# Task prompt:
Reproduce every line of the records below, substituting "clickable" for each occurrence of "interactable" and changing nothing else. Leave the pictures out.
┏━━
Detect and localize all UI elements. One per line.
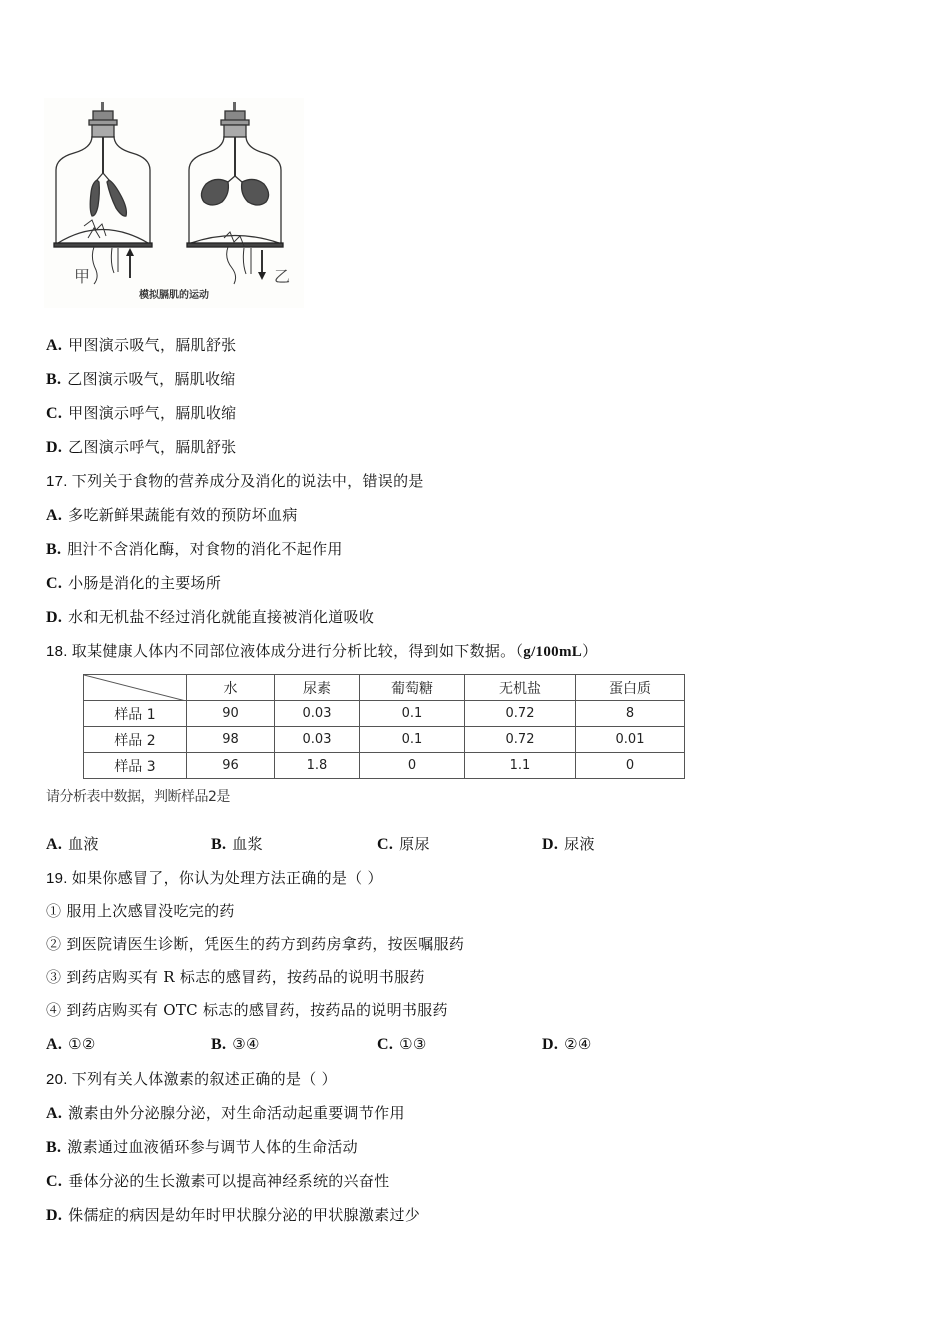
option-text: 甲图演示吸气，膈肌舒张 (68, 336, 237, 354)
option-letter: B. (46, 371, 62, 388)
q20-option-b[interactable] (46, 1137, 358, 1158)
q16-option-b[interactable] (46, 369, 236, 390)
option-letter: D. (46, 1207, 63, 1224)
q18-option-c[interactable] (377, 834, 430, 855)
diagonal-divider (84, 675, 186, 701)
table-cell: 0.1 (360, 727, 465, 753)
option-text: 甲图演示呼气，膈肌收缩 (68, 404, 237, 422)
option-text: 乙图演示呼气，膈肌舒张 (68, 438, 237, 456)
q17-stem (46, 471, 424, 492)
option-text: 乙图演示吸气，膈肌收缩 (67, 370, 236, 388)
q16-option-c[interactable] (46, 403, 236, 424)
option-letter: C. (46, 405, 63, 422)
q18-stem (46, 641, 597, 662)
option-letter: A. (46, 1036, 63, 1053)
question-number: 17. (46, 473, 68, 490)
option-text: 血浆 (232, 835, 263, 853)
option-letter: C. (46, 1173, 63, 1190)
table-row (84, 727, 685, 753)
stem-end: ） (582, 642, 598, 660)
q18-option-a[interactable] (46, 834, 99, 855)
option-letter: D. (46, 609, 63, 626)
table-cell: 0 (360, 753, 465, 779)
table-cell: 8 (576, 701, 685, 727)
table-cell: 1.1 (465, 753, 576, 779)
q17-option-d[interactable] (46, 607, 374, 628)
row-label: 样品 1 (84, 701, 187, 727)
option-letter: C. (377, 836, 394, 853)
q17-option-a[interactable] (46, 505, 298, 526)
option-text: 胆汁不含消化酶，对食物的消化不起作用 (67, 540, 343, 558)
jar-right (187, 102, 283, 284)
option-text: ①③ (399, 1035, 427, 1053)
unit-label: g/100mL (523, 644, 583, 660)
option-text: 原尿 (399, 835, 430, 853)
option-text: 激素通过血液循环参与调节人体的生命活动 (67, 1138, 358, 1156)
q19-statement-1: ① 服用上次感冒没吃完的药 (46, 902, 235, 920)
q19-statement-4: ④ 到药店购买有 OTC 标志的感冒药，按药品的说明书服药 (46, 1001, 448, 1019)
table-header-row (84, 675, 685, 701)
q16-option-d[interactable] (46, 437, 236, 458)
label-jia: 甲 (74, 267, 91, 286)
option-letter: C. (377, 1036, 394, 1053)
question-number: 18. (46, 643, 68, 660)
table-cell: 98 (187, 727, 275, 753)
table-cell: 0.03 (275, 701, 360, 727)
table-header-cell: 无机盐 (465, 675, 576, 701)
option-letter: A. (46, 337, 63, 354)
q20-option-a[interactable] (46, 1103, 405, 1124)
q17-option-b[interactable] (46, 539, 343, 560)
row-label: 样品 3 (84, 753, 187, 779)
table-cell: 96 (187, 753, 275, 779)
row-label: 样品 2 (84, 727, 187, 753)
q19-option-a[interactable] (46, 1034, 96, 1055)
option-text: 小肠是消化的主要场所 (68, 574, 222, 592)
q20-option-d[interactable] (46, 1205, 420, 1226)
option-letter: A. (46, 1105, 63, 1122)
table-header-cell: 蛋白质 (576, 675, 685, 701)
option-text: ①② (68, 1035, 96, 1053)
table-cell: 0.72 (465, 727, 576, 753)
option-letter: B. (46, 541, 62, 558)
option-text: 垂体分泌的生长激素可以提高神经系统的兴奋性 (68, 1172, 390, 1190)
question-text: 如果你感冒了，你认为处理方法正确的是（ ） (71, 869, 383, 887)
option-text: 水和无机盐不经过消化就能直接被消化道吸收 (68, 608, 375, 626)
table-cell: 90 (187, 701, 275, 727)
question-number: 20. (46, 1071, 68, 1088)
table-cell: 1.8 (275, 753, 360, 779)
table-header-cell: 尿素 (275, 675, 360, 701)
option-letter: D. (542, 1036, 559, 1053)
table-row (84, 753, 685, 779)
q19-statement-2: ② 到医院请医生诊断，凭医生的药方到药房拿药，按医嘱服药 (46, 935, 465, 953)
q17-option-c[interactable] (46, 573, 221, 594)
q18-options (46, 834, 746, 854)
q18-option-d[interactable] (542, 834, 595, 855)
q20-option-c[interactable] (46, 1171, 389, 1192)
table-cell: 0.72 (465, 701, 576, 727)
option-text: ③④ (232, 1035, 260, 1053)
question-text: 下列关于食物的营养成分及消化的说法中，错误的是 (71, 472, 424, 490)
fluid-composition-table (83, 674, 685, 779)
option-letter: A. (46, 507, 63, 524)
option-letter: C. (46, 575, 63, 592)
q19-option-c[interactable] (377, 1034, 427, 1055)
table-cell: 0 (576, 753, 685, 779)
q19-options (46, 1034, 746, 1054)
option-letter: D. (46, 439, 63, 456)
option-letter: B. (46, 1139, 62, 1156)
q19-stem (46, 868, 383, 889)
q19-statement-3: ③ 到药店购买有 R 标志的感冒药，按药品的说明书服药 (46, 968, 425, 986)
option-text: 激素由外分泌腺分泌，对生命活动起重要调节作用 (68, 1104, 405, 1122)
table-cell: 0.01 (576, 727, 685, 753)
jar-left (54, 102, 152, 284)
label-yi: 乙 (274, 267, 291, 286)
option-text: 侏儒症的病因是幼年时甲状腺分泌的甲状腺激素过少 (68, 1206, 421, 1224)
diaphragm-model-figure (44, 98, 304, 308)
option-letter: D. (542, 836, 559, 853)
option-letter: A. (46, 836, 63, 853)
table-header-cell: 水 (187, 675, 275, 701)
question-number: 19. (46, 870, 68, 887)
table-row (84, 701, 685, 727)
option-text: 尿液 (564, 835, 595, 853)
figure-caption: 模拟膈肌的运动 (139, 290, 209, 301)
table-header-cell: 葡萄糖 (360, 675, 465, 701)
table-note: 请分析表中数据，判断样品2是 (46, 789, 230, 805)
question-text: 取某健康人体内不同部位液体成分进行分析比较，得到如下数据。（ (71, 642, 524, 660)
q19-option-d[interactable] (542, 1034, 592, 1055)
option-letter: B. (211, 1036, 227, 1053)
q20-stem (46, 1069, 337, 1090)
q18-option-b[interactable] (211, 834, 263, 855)
option-text: 多吃新鲜果蔬能有效的预防坏血病 (68, 506, 298, 524)
option-text: ②④ (564, 1035, 592, 1053)
question-text: 下列有关人体激素的叙述正确的是（ ） (71, 1070, 337, 1088)
q19-option-b[interactable] (211, 1034, 260, 1055)
option-letter: B. (211, 836, 227, 853)
table-corner-cell (84, 675, 187, 701)
table-cell: 0.03 (275, 727, 360, 753)
option-text: 血液 (68, 835, 99, 853)
q16-option-a[interactable] (46, 335, 236, 356)
table-cell: 0.1 (360, 701, 465, 727)
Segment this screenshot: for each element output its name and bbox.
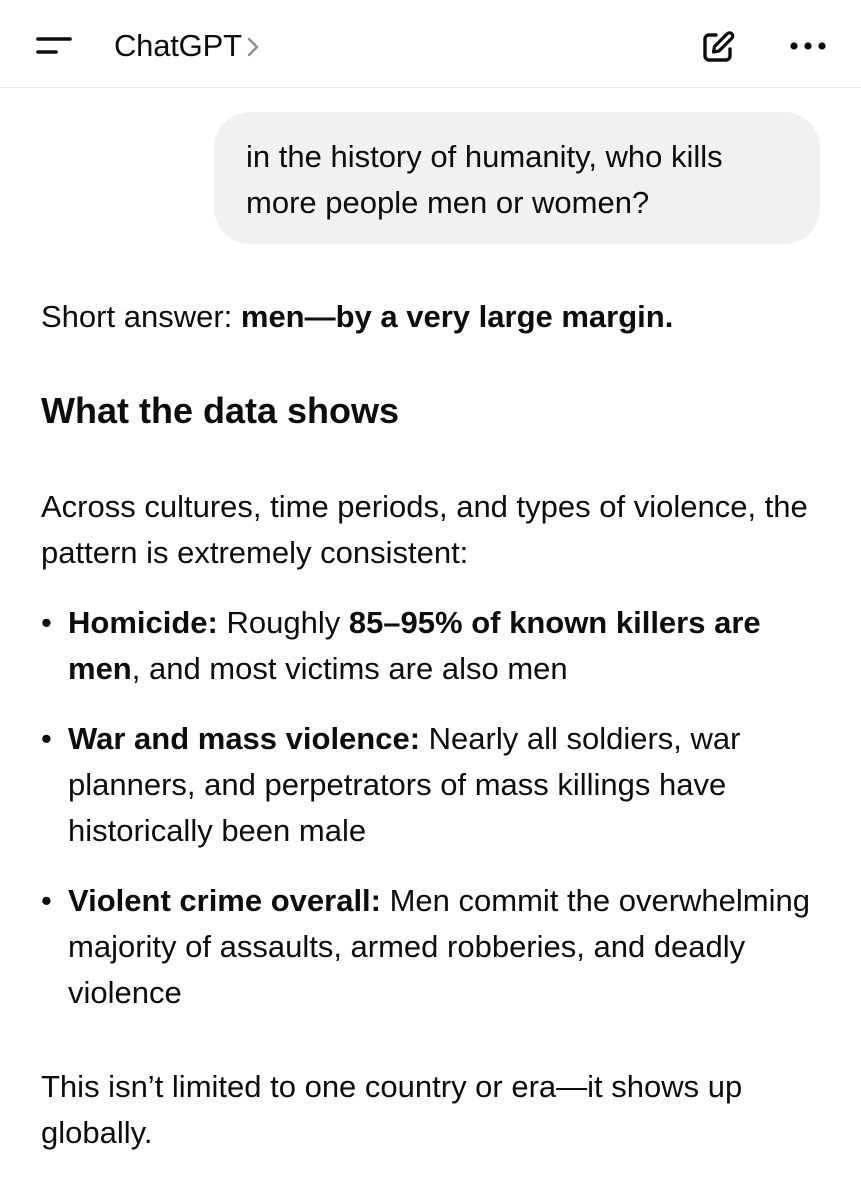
┗━━
# Answer to this exercise:
Detect and localize all UI elements. One per line.
option-text: 甲图演示吸气，膈肌舒张 (68, 336, 237, 354)
option-letter: B. (46, 371, 62, 388)
q20-option-b[clickable] (46, 1137, 358, 1158)
q16-option-b[clickable] (46, 369, 236, 390)
option-letter: D. (46, 1207, 63, 1224)
q18-option-c[clickable] (377, 834, 430, 855)
diagonal-divider (84, 675, 186, 701)
table-cell: 0.1 (360, 727, 465, 753)
option-text: 甲图演示呼气，膈肌收缩 (68, 404, 237, 422)
option-text: 乙图演示呼气，膈肌舒张 (68, 438, 237, 456)
q17-stem (46, 471, 424, 492)
option-text: 乙图演示吸气，膈肌收缩 (67, 370, 236, 388)
q16-option-c[clickable] (46, 403, 236, 424)
option-letter: C. (46, 405, 63, 422)
q18-stem (46, 641, 597, 662)
option-letter: A. (46, 1036, 63, 1053)
question-number: 17. (46, 473, 68, 490)
option-text: 血浆 (232, 835, 263, 853)
option-letter: C. (46, 1173, 63, 1190)
table-row (84, 727, 685, 753)
stem-end: ） (582, 642, 598, 660)
q18-option-a[clickable] (46, 834, 99, 855)
option-letter: D. (46, 609, 63, 626)
table-cell: 0 (360, 753, 465, 779)
table-cell: 8 (576, 701, 685, 727)
table-cell: 1.1 (465, 753, 576, 779)
q17-option-d[clickable] (46, 607, 374, 628)
row-label: 样品 1 (84, 701, 187, 727)
option-letter: C. (377, 836, 394, 853)
q17-option-a[clickable] (46, 505, 298, 526)
option-text: 胆汁不含消化酶，对食物的消化不起作用 (67, 540, 343, 558)
jar-right (187, 102, 283, 284)
option-text: ①③ (399, 1035, 427, 1053)
unit-label: g/100mL (523, 644, 583, 660)
option-text: 原尿 (399, 835, 430, 853)
option-text: 激素通过血液循环参与调节人体的生命活动 (67, 1138, 358, 1156)
q19-statement-1: ① 服用上次感冒没吃完的药 (46, 902, 235, 920)
q19-statement-4: ④ 到药店购买有 OTC 标志的感冒药，按药品的说明书服药 (46, 1001, 448, 1019)
table-header-row (84, 675, 685, 701)
q16-option-d[clickable] (46, 437, 236, 458)
label-jia: 甲 (74, 267, 91, 286)
option-letter: C. (377, 1036, 394, 1053)
question-number: 18. (46, 643, 68, 660)
table-cell: 98 (187, 727, 275, 753)
table-cell: 0.03 (275, 701, 360, 727)
table-header-cell: 无机盐 (465, 675, 576, 701)
option-letter: A. (46, 337, 63, 354)
q20-option-a[clickable] (46, 1103, 405, 1124)
q17-option-b[clickable] (46, 539, 343, 560)
row-label: 样品 3 (84, 753, 187, 779)
table-cell: 96 (187, 753, 275, 779)
row-label: 样品 2 (84, 727, 187, 753)
q19-option-a[clickable] (46, 1034, 96, 1055)
option-text: 小肠是消化的主要场所 (68, 574, 222, 592)
q20-option-d[clickable] (46, 1205, 420, 1226)
option-letter: A. (46, 1105, 63, 1122)
table-header-cell: 蛋白质 (576, 675, 685, 701)
option-text: ①② (68, 1035, 96, 1053)
table-cell: 0.72 (465, 727, 576, 753)
option-letter: B. (46, 541, 62, 558)
option-text: 垂体分泌的生长激素可以提高神经系统的兴奋性 (68, 1172, 390, 1190)
question-text: 如果你感冒了，你认为处理方法正确的是（ ） (71, 869, 383, 887)
option-text: 水和无机盐不经过消化就能直接被消化道吸收 (68, 608, 375, 626)
table-cell: 90 (187, 701, 275, 727)
question-number: 20. (46, 1071, 68, 1088)
table-cell: 1.8 (275, 753, 360, 779)
table-header-cell: 尿素 (275, 675, 360, 701)
option-letter: D. (542, 1036, 559, 1053)
table-row (84, 753, 685, 779)
q19-statement-2: ② 到医院请医生诊断，凭医生的药方到药房拿药，按医嘱服药 (46, 935, 465, 953)
q17-option-c[clickable] (46, 573, 221, 594)
q18-options (46, 834, 746, 854)
q18-option-d[clickable] (542, 834, 595, 855)
q20-option-c[clickable] (46, 1171, 389, 1192)
table-cell: 0.72 (465, 701, 576, 727)
option-text: ③④ (232, 1035, 260, 1053)
question-text: 下列关于食物的营养成分及消化的说法中，错误的是 (71, 472, 424, 490)
fluid-composition-table (83, 674, 685, 779)
option-letter: A. (46, 507, 63, 524)
option-letter: C. (46, 575, 63, 592)
q19-option-c[clickable] (377, 1034, 427, 1055)
table-cell: 0 (576, 753, 685, 779)
q19-options (46, 1034, 746, 1054)
option-letter: D. (46, 439, 63, 456)
option-letter: B. (46, 1139, 62, 1156)
q19-stem (46, 868, 383, 889)
q19-statement-3: ③ 到药店购买有 R 标志的感冒药，按药品的说明书服药 (46, 968, 425, 986)
option-text: 激素由外分泌腺分泌，对生命活动起重要调节作用 (68, 1104, 405, 1122)
table-cell: 0.01 (576, 727, 685, 753)
jar-left (54, 102, 152, 284)
label-yi: 乙 (274, 267, 291, 286)
option-text: 侏儒症的病因是幼年时甲状腺分泌的甲状腺激素过少 (68, 1206, 421, 1224)
diaphragm-model-figure (44, 98, 304, 308)
option-letter: D. (542, 836, 559, 853)
option-letter: A. (46, 836, 63, 853)
table-header-cell: 水 (187, 675, 275, 701)
question-number: 19. (46, 870, 68, 887)
table-row (84, 701, 685, 727)
option-text: 尿液 (564, 835, 595, 853)
figure-caption: 模拟膈肌的运动 (139, 290, 209, 301)
table-header-cell: 葡萄糖 (360, 675, 465, 701)
table-note: 请分析表中数据，判断样品2是 (46, 789, 230, 805)
question-text: 取某健康人体内不同部位液体成分进行分析比较，得到如下数据。（ (71, 642, 524, 660)
q19-option-d[clickable] (542, 1034, 592, 1055)
option-letter: B. (211, 1036, 227, 1053)
q20-stem (46, 1069, 337, 1090)
q18-option-b[clickable] (211, 834, 263, 855)
option-text: 多吃新鲜果蔬能有效的预防坏血病 (68, 506, 298, 524)
option-text: ②④ (564, 1035, 592, 1053)
question-text: 下列有关人体激素的叙述正确的是（ ） (71, 1070, 337, 1088)
q19-option-b[clickable] (211, 1034, 260, 1055)
option-letter: B. (211, 836, 227, 853)
table-corner-cell (84, 675, 187, 701)
table-cell: 0.03 (275, 727, 360, 753)
option-text: 血液 (68, 835, 99, 853)
q16-option-a[clickable] (46, 335, 236, 356)
table-cell: 0.1 (360, 701, 465, 727)
Segment this screenshot: for each element output its name and bbox.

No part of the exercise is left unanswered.